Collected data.
--

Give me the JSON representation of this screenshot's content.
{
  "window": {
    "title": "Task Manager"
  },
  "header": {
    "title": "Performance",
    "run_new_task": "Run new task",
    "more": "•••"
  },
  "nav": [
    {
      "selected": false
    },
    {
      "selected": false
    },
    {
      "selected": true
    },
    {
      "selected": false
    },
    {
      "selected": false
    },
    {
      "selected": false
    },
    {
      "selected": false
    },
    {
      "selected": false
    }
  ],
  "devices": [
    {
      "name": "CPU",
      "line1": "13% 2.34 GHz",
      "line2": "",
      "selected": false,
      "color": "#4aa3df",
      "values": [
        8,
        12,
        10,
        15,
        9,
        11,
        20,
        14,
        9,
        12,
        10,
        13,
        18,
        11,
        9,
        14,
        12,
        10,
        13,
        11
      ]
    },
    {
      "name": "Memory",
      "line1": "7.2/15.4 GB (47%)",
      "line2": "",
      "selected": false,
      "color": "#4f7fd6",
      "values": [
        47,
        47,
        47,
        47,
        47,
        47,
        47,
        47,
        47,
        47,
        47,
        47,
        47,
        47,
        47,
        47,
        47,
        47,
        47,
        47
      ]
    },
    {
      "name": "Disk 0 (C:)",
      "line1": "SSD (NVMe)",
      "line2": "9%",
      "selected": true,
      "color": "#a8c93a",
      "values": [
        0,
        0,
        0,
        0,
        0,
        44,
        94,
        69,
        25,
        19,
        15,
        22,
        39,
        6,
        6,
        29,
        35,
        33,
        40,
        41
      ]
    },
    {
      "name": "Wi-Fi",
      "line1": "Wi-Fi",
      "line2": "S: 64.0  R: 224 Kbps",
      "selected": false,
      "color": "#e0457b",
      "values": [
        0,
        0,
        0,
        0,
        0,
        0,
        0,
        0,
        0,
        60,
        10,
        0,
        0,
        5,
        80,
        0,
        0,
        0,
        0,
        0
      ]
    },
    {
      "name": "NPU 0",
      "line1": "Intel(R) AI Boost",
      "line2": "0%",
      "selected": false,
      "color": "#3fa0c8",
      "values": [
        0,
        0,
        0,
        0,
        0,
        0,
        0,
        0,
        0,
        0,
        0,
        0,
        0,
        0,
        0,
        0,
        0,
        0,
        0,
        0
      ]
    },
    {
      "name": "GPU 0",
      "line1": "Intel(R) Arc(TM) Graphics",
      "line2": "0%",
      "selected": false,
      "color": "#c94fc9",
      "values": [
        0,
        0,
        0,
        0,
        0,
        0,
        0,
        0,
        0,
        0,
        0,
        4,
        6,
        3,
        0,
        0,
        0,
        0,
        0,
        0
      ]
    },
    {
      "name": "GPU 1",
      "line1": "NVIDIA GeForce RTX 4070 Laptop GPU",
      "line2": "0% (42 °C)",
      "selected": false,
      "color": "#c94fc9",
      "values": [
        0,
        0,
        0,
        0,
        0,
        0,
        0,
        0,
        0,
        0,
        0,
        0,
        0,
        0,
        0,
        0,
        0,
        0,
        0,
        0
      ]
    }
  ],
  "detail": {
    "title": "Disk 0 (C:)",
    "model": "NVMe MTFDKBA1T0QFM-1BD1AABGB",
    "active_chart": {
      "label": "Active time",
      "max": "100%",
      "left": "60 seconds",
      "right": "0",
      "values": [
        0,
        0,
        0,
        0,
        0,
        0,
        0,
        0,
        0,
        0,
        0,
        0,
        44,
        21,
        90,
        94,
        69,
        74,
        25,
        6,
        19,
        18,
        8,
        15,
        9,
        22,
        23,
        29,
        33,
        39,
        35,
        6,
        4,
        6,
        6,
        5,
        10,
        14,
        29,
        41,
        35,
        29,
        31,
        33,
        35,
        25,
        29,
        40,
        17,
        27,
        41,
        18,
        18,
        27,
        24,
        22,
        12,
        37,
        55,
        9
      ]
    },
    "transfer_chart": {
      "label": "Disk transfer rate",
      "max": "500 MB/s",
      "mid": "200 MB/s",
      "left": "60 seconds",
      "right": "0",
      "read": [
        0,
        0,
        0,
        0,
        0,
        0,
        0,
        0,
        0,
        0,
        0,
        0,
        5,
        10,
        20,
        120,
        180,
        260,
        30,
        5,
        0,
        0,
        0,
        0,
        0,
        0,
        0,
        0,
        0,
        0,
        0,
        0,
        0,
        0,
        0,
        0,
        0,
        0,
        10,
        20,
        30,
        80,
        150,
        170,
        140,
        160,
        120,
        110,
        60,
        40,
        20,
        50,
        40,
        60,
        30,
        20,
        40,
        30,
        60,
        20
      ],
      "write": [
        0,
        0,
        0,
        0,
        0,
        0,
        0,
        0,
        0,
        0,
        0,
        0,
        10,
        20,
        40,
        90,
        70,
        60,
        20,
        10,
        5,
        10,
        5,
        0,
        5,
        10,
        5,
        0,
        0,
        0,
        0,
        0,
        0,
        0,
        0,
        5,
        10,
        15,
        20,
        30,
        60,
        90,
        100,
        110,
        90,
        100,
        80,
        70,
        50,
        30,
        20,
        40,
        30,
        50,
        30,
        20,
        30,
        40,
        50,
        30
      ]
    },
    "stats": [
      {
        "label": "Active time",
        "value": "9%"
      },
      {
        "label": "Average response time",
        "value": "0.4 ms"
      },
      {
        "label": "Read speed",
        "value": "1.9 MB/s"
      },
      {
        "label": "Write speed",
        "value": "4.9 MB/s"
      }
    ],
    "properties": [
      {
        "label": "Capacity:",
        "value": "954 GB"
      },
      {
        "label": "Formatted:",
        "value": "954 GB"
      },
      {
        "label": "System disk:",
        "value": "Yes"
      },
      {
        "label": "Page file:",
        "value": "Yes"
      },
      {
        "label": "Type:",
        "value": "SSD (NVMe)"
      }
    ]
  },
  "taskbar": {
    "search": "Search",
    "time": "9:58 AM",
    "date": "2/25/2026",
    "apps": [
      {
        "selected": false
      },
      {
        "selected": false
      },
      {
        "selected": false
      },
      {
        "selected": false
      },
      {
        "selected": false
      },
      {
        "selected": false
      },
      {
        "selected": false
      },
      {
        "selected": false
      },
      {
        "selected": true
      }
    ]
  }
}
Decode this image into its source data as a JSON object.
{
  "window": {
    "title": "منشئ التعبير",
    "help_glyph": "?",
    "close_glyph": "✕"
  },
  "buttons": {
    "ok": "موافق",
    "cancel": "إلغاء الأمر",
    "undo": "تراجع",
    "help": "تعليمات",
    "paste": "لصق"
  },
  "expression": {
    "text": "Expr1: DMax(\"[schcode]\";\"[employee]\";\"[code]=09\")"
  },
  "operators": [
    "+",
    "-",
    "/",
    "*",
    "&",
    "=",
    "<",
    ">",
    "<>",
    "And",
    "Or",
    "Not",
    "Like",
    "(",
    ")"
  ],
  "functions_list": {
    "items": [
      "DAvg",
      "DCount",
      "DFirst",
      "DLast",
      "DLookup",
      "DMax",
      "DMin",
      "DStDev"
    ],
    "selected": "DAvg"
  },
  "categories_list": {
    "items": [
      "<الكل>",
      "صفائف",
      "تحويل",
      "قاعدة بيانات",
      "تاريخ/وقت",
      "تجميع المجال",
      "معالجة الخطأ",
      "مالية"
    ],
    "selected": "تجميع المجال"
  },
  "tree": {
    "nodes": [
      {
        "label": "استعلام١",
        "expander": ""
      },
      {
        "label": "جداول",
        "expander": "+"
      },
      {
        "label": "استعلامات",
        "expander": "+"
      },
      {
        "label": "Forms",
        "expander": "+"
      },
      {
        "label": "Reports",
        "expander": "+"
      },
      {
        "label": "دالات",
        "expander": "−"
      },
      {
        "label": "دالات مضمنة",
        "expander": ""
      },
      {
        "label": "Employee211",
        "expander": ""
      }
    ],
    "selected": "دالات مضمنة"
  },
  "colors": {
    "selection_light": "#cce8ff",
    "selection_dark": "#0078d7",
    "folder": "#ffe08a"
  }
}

--

Exercise. Locate the word "true" in the records above, and return each line that has it.

Exercise answer.
      "selected": true
      "selected": true,
        "selected": true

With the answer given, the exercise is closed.